> What is expected
Transcribe each record exactly. Include every one.
-------- Records for processing --------
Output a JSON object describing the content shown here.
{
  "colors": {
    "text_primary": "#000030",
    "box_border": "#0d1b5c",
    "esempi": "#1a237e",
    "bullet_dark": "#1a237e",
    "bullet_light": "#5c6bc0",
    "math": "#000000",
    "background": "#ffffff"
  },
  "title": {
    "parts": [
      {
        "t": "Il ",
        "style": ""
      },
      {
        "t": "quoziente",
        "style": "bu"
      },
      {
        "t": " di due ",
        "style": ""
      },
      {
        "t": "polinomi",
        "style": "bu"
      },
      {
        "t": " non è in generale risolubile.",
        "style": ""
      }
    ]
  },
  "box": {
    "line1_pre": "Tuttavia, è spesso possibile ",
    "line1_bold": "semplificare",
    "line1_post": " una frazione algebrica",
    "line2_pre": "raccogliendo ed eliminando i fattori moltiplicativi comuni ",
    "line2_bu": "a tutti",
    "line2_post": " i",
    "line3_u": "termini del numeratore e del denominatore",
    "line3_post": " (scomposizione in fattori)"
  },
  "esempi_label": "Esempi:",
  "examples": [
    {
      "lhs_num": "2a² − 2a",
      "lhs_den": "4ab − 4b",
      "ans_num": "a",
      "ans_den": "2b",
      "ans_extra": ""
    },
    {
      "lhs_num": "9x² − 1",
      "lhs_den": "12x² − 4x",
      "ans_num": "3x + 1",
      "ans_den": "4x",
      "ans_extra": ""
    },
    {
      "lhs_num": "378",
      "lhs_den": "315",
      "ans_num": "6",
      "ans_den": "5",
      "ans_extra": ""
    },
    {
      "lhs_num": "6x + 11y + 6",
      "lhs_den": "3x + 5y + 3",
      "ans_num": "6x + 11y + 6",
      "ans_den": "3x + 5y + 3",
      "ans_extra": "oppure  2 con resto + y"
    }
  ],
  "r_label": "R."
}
--------
> Full response
Output a JSON object describing the content shown here.
{
  "colors": {
    "text_primary": "#000030",
    "box_border": "#0d1b5c",
    "esempi": "#1a237e",
    "bullet_dark": "#1a237e",
    "bullet_light": "#5c6bc0",
    "math": "#000000",
    "background": "#ffffff"
  },
  "title": {
    "parts": [
      {
        "t": "Il ",
        "style": ""
      },
      {
        "t": "quoziente",
        "style": "bu"
      },
      {
        "t": " di due ",
        "style": ""
      },
      {
        "t": "polinomi",
        "style": "bu"
      },
      {
        "t": " non è in generale risolubile.",
        "style": ""
      }
    ]
  },
  "box": {
    "line1_pre": "Tuttavia, è spesso possibile ",
    "line1_bold": "semplificare",
    "line1_post": " una frazione algebrica",
    "line2_pre": "raccogliendo ed eliminando i fattori moltiplicativi comuni ",
    "line2_bu": "a tutti",
    "line2_post": " i",
    "line3_u": "termini del numeratore e del denominatore",
    "line3_post": " (scomposizione in fattori)"
  },
  "esempi_label": "Esempi:",
  "examples": [
    {
      "lhs_num": "2a² − 2a",
      "lhs_den": "4ab − 4b",
      "ans_num": "a",
      "ans_den": "2b",
      "ans_extra": ""
    },
    {
      "lhs_num": "9x² − 1",
      "lhs_den": "12x² − 4x",
      "ans_num": "3x + 1",
      "ans_den": "4x",
      "ans_extra": ""
    },
    {
      "lhs_num": "378",
      "lhs_den": "315",
      "ans_num": "6",
      "ans_den": "5",
      "ans_extra": ""
    },
    {
      "lhs_num": "6x + 11y + 6",
      "lhs_den": "3x + 5y + 3",
      "ans_num": "6x + 11y + 6",
      "ans_den": "3x + 5y + 3",
      "ans_extra": "oppure  2 con resto + y"
    }
  ],
  "r_label": "R."
}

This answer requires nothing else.